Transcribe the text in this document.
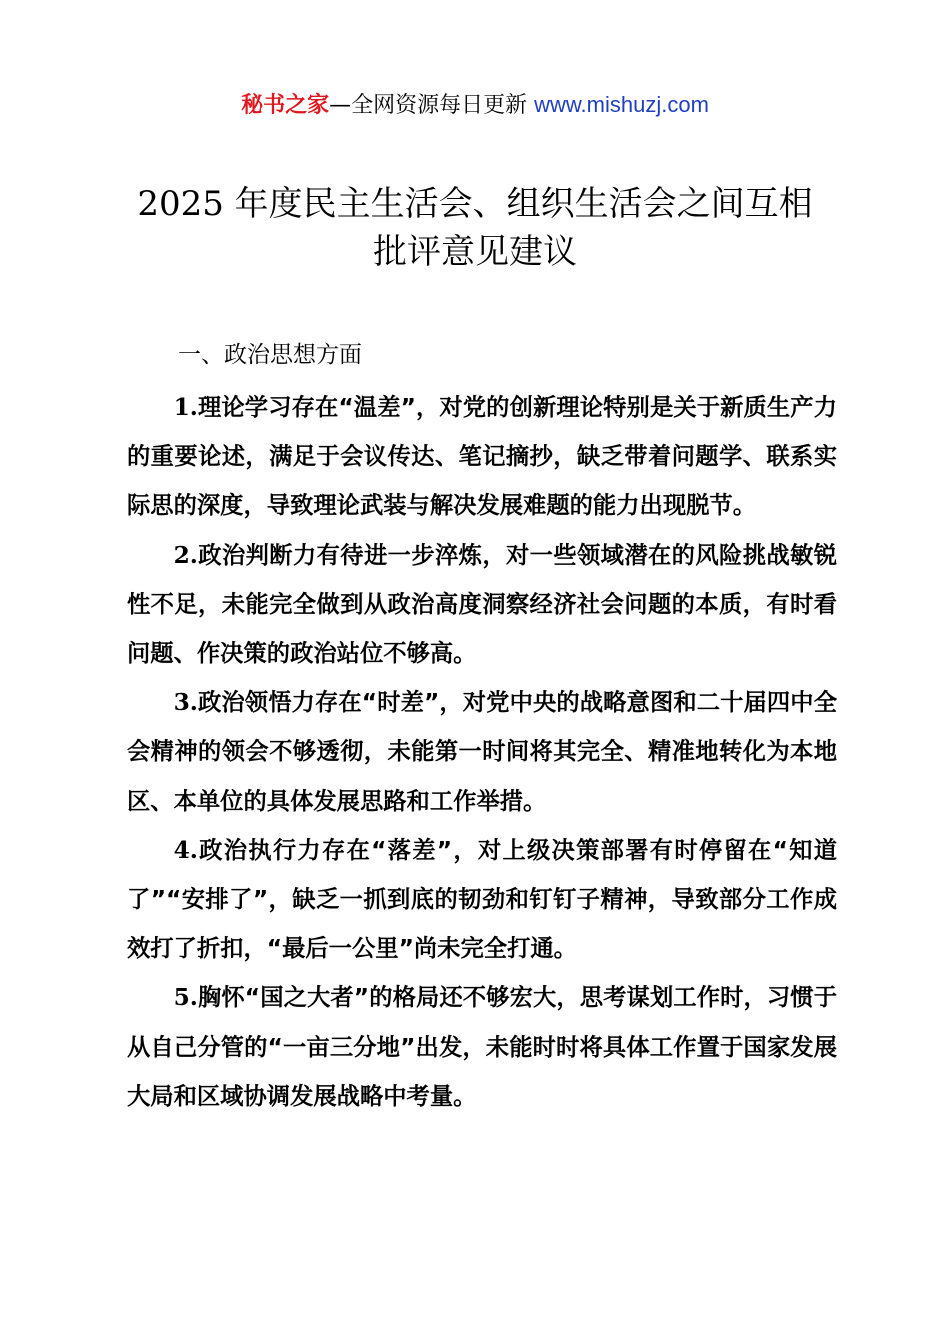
秘书之家—全网资源每日更新 www.mishuzj.com
2025 年度民主生活会、组织生活会之间互相
批评意见建议
一、政治思想方面

1.理论学习存在“温差”，对党的创新理论特别是关于新质生产力的重要论述，满足于会议传达、笔记摘抄，缺乏带着问题学、联系实际思的深度，导致理论武装与解决发展难题的能力出现脱节。

2.政治判断力有待进一步淬炼，对一些领域潜在的风险挑战敏锐性不足，未能完全做到从政治高度洞察经济社会问题的本质，有时看问题、作决策的政治站位不够高。

3.政治领悟力存在“时差”，对党中央的战略意图和二十届四中全会精神的领会不够透彻，未能第一时间将其完全、精准地转化为本地区、本单位的具体发展思路和工作举措。

4.政治执行力存在“落差”，对上级决策部署有时停留在“知道了”“安排了”，缺乏一抓到底的韧劲和钉钉子精神，导致部分工作成效打了折扣，“最后一公里”尚未完全打通。

5.胸怀“国之大者”的格局还不够宏大，思考谋划工作时，习惯于从自己分管的“一亩三分地”出发，未能时时将具体工作置于国家发展大局和区域协调发展战略中考量。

** What the exercise asks **
Each line in the records above should be reproduced exactly; images are not copied.

** Task result **
Transcribe the text in this document.
秘书之家—全网资源每日更新 www.mishuzj.com
2025 年度民主生活会、组织生活会之间互相
批评意见建议
一、政治思想方面

1.理论学习存在“温差”，对党的创新理论特别是关于新质生产力的重要论述，满足于会议传达、笔记摘抄，缺乏带着问题学、联系实际思的深度，导致理论武装与解决发展难题的能力出现脱节。

2.政治判断力有待进一步淬炼，对一些领域潜在的风险挑战敏锐性不足，未能完全做到从政治高度洞察经济社会问题的本质，有时看问题、作决策的政治站位不够高。

3.政治领悟力存在“时差”，对党中央的战略意图和二十届四中全会精神的领会不够透彻，未能第一时间将其完全、精准地转化为本地区、本单位的具体发展思路和工作举措。

4.政治执行力存在“落差”，对上级决策部署有时停留在“知道了”“安排了”，缺乏一抓到底的韧劲和钉钉子精神，导致部分工作成效打了折扣，“最后一公里”尚未完全打通。

5.胸怀“国之大者”的格局还不够宏大，思考谋划工作时，习惯于从自己分管的“一亩三分地”出发，未能时时将具体工作置于国家发展大局和区域协调发展战略中考量。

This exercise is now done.